SUPPLIED MATERIAL:
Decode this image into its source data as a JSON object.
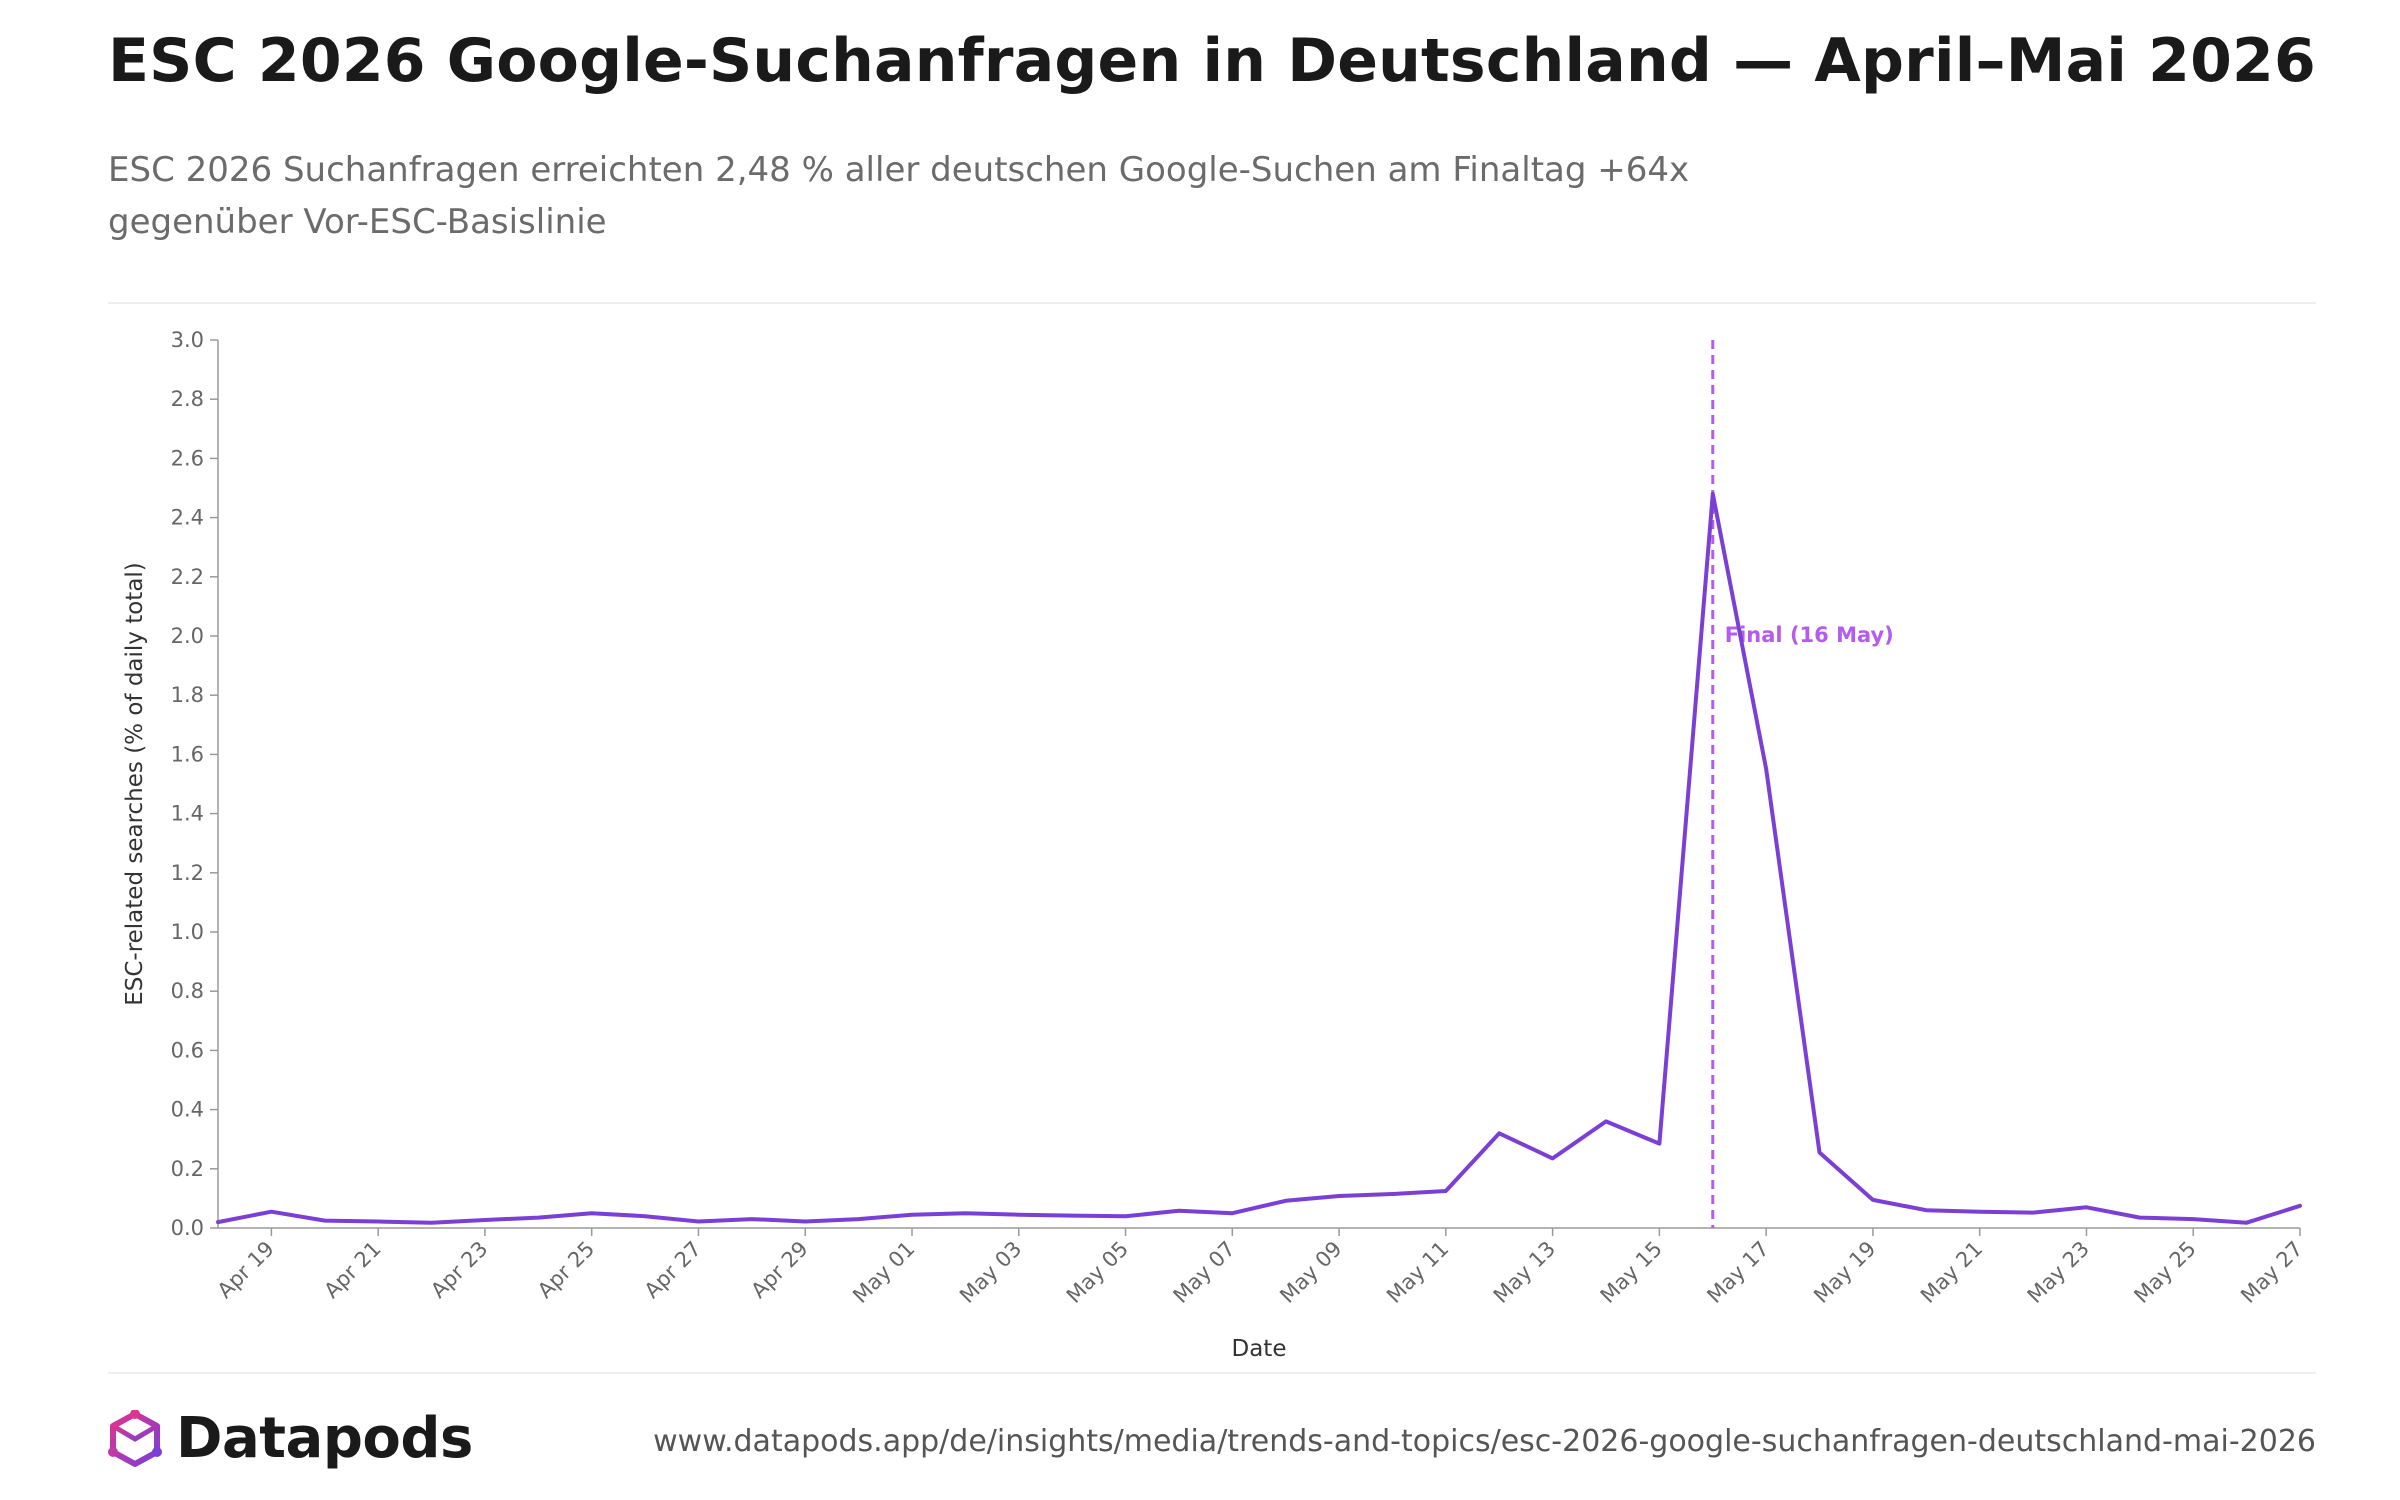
{
  "header": {
    "title": "ESC 2026 Google-Suchanfragen in Deutschland — April–Mai 2026",
    "subtitle": "ESC 2026 Suchanfragen erreichten 2,48 % aller deutschen Google-Suchen am Finaltag +64x gegenüber Vor-ESC-Basislinie"
  },
  "footer": {
    "brand": "Datapods",
    "url": "www.datapods.app/de/insights/media/trends-and-topics/esc-2026-google-suchanfragen-deutschland-mai-2026",
    "logo_icon": "datapods-logo-icon"
  },
  "colors": {
    "line": "#7b3fd6",
    "annotation": "#b45cf0",
    "logo_start": "#e0338f",
    "logo_end": "#7b3fd6"
  },
  "chart_data": {
    "type": "line",
    "xlabel": "Date",
    "ylabel": "ESC-related searches (% of daily total)",
    "ylim": [
      0,
      3.0
    ],
    "yticks": [
      "0.0",
      "0.2",
      "0.4",
      "0.6",
      "0.8",
      "1.0",
      "1.2",
      "1.4",
      "1.6",
      "1.8",
      "2.0",
      "2.2",
      "2.4",
      "2.6",
      "2.8",
      "3.0"
    ],
    "x_start": "2026-04-18",
    "x_end": "2026-05-27",
    "xtick_labels": [
      "Apr 19",
      "Apr 21",
      "Apr 23",
      "Apr 25",
      "Apr 27",
      "Apr 29",
      "May 01",
      "May 03",
      "May 05",
      "May 07",
      "May 09",
      "May 11",
      "May 13",
      "May 15",
      "May 17",
      "May 19",
      "May 21",
      "May 23",
      "May 25",
      "May 27"
    ],
    "xtick_dates": [
      "2026-04-19",
      "2026-04-21",
      "2026-04-23",
      "2026-04-25",
      "2026-04-27",
      "2026-04-29",
      "2026-05-01",
      "2026-05-03",
      "2026-05-05",
      "2026-05-07",
      "2026-05-09",
      "2026-05-11",
      "2026-05-13",
      "2026-05-15",
      "2026-05-17",
      "2026-05-19",
      "2026-05-21",
      "2026-05-23",
      "2026-05-25",
      "2026-05-27"
    ],
    "series": [
      {
        "x": [
          "2026-04-18",
          "2026-04-19",
          "2026-04-20",
          "2026-04-21",
          "2026-04-22",
          "2026-04-23",
          "2026-04-24",
          "2026-04-25",
          "2026-04-26",
          "2026-04-27",
          "2026-04-28",
          "2026-04-29",
          "2026-04-30",
          "2026-05-01",
          "2026-05-02",
          "2026-05-03",
          "2026-05-04",
          "2026-05-05",
          "2026-05-06",
          "2026-05-07",
          "2026-05-08",
          "2026-05-09",
          "2026-05-10",
          "2026-05-11",
          "2026-05-12",
          "2026-05-13",
          "2026-05-14",
          "2026-05-15",
          "2026-05-16",
          "2026-05-17",
          "2026-05-18",
          "2026-05-19",
          "2026-05-20",
          "2026-05-21",
          "2026-05-22",
          "2026-05-23",
          "2026-05-24",
          "2026-05-25",
          "2026-05-26",
          "2026-05-27"
        ],
        "values": [
          0.02,
          0.055,
          0.025,
          0.022,
          0.018,
          0.027,
          0.035,
          0.05,
          0.04,
          0.022,
          0.03,
          0.022,
          0.03,
          0.045,
          0.05,
          0.045,
          0.042,
          0.04,
          0.058,
          0.05,
          0.092,
          0.108,
          0.115,
          0.125,
          0.32,
          0.235,
          0.36,
          0.285,
          2.48,
          1.55,
          0.255,
          0.095,
          0.06,
          0.055,
          0.052,
          0.07,
          0.035,
          0.03,
          0.018,
          0.075
        ]
      }
    ],
    "annotations": [
      {
        "x": "2026-05-16",
        "label": "Final (16 May)",
        "style": "dashed-vertical"
      }
    ],
    "grid": false,
    "legend": "none"
  }
}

WHAT YOU HAVE TO DO:
Images do not belong in the copy; reproduce all other parts of the records above verbatim.

EXERCISE RESULT:
Decode this image into its source data as a JSON object.
{
  "header": {
    "title": "ESC 2026 Google-Suchanfragen in Deutschland — April–Mai 2026",
    "subtitle": "ESC 2026 Suchanfragen erreichten 2,48 % aller deutschen Google-Suchen am Finaltag +64x gegenüber Vor-ESC-Basislinie"
  },
  "footer": {
    "brand": "Datapods",
    "url": "www.datapods.app/de/insights/media/trends-and-topics/esc-2026-google-suchanfragen-deutschland-mai-2026",
    "logo_icon": "datapods-logo-icon"
  },
  "colors": {
    "line": "#7b3fd6",
    "annotation": "#b45cf0",
    "logo_start": "#e0338f",
    "logo_end": "#7b3fd6"
  },
  "chart_data": {
    "type": "line",
    "xlabel": "Date",
    "ylabel": "ESC-related searches (% of daily total)",
    "ylim": [
      0,
      3.0
    ],
    "yticks": [
      "0.0",
      "0.2",
      "0.4",
      "0.6",
      "0.8",
      "1.0",
      "1.2",
      "1.4",
      "1.6",
      "1.8",
      "2.0",
      "2.2",
      "2.4",
      "2.6",
      "2.8",
      "3.0"
    ],
    "x_start": "2026-04-18",
    "x_end": "2026-05-27",
    "xtick_labels": [
      "Apr 19",
      "Apr 21",
      "Apr 23",
      "Apr 25",
      "Apr 27",
      "Apr 29",
      "May 01",
      "May 03",
      "May 05",
      "May 07",
      "May 09",
      "May 11",
      "May 13",
      "May 15",
      "May 17",
      "May 19",
      "May 21",
      "May 23",
      "May 25",
      "May 27"
    ],
    "xtick_dates": [
      "2026-04-19",
      "2026-04-21",
      "2026-04-23",
      "2026-04-25",
      "2026-04-27",
      "2026-04-29",
      "2026-05-01",
      "2026-05-03",
      "2026-05-05",
      "2026-05-07",
      "2026-05-09",
      "2026-05-11",
      "2026-05-13",
      "2026-05-15",
      "2026-05-17",
      "2026-05-19",
      "2026-05-21",
      "2026-05-23",
      "2026-05-25",
      "2026-05-27"
    ],
    "series": [
      {
        "x": [
          "2026-04-18",
          "2026-04-19",
          "2026-04-20",
          "2026-04-21",
          "2026-04-22",
          "2026-04-23",
          "2026-04-24",
          "2026-04-25",
          "2026-04-26",
          "2026-04-27",
          "2026-04-28",
          "2026-04-29",
          "2026-04-30",
          "2026-05-01",
          "2026-05-02",
          "2026-05-03",
          "2026-05-04",
          "2026-05-05",
          "2026-05-06",
          "2026-05-07",
          "2026-05-08",
          "2026-05-09",
          "2026-05-10",
          "2026-05-11",
          "2026-05-12",
          "2026-05-13",
          "2026-05-14",
          "2026-05-15",
          "2026-05-16",
          "2026-05-17",
          "2026-05-18",
          "2026-05-19",
          "2026-05-20",
          "2026-05-21",
          "2026-05-22",
          "2026-05-23",
          "2026-05-24",
          "2026-05-25",
          "2026-05-26",
          "2026-05-27"
        ],
        "values": [
          0.02,
          0.055,
          0.025,
          0.022,
          0.018,
          0.027,
          0.035,
          0.05,
          0.04,
          0.022,
          0.03,
          0.022,
          0.03,
          0.045,
          0.05,
          0.045,
          0.042,
          0.04,
          0.058,
          0.05,
          0.092,
          0.108,
          0.115,
          0.125,
          0.32,
          0.235,
          0.36,
          0.285,
          2.48,
          1.55,
          0.255,
          0.095,
          0.06,
          0.055,
          0.052,
          0.07,
          0.035,
          0.03,
          0.018,
          0.075
        ]
      }
    ],
    "annotations": [
      {
        "x": "2026-05-16",
        "label": "Final (16 May)",
        "style": "dashed-vertical"
      }
    ],
    "grid": false,
    "legend": "none"
  }
}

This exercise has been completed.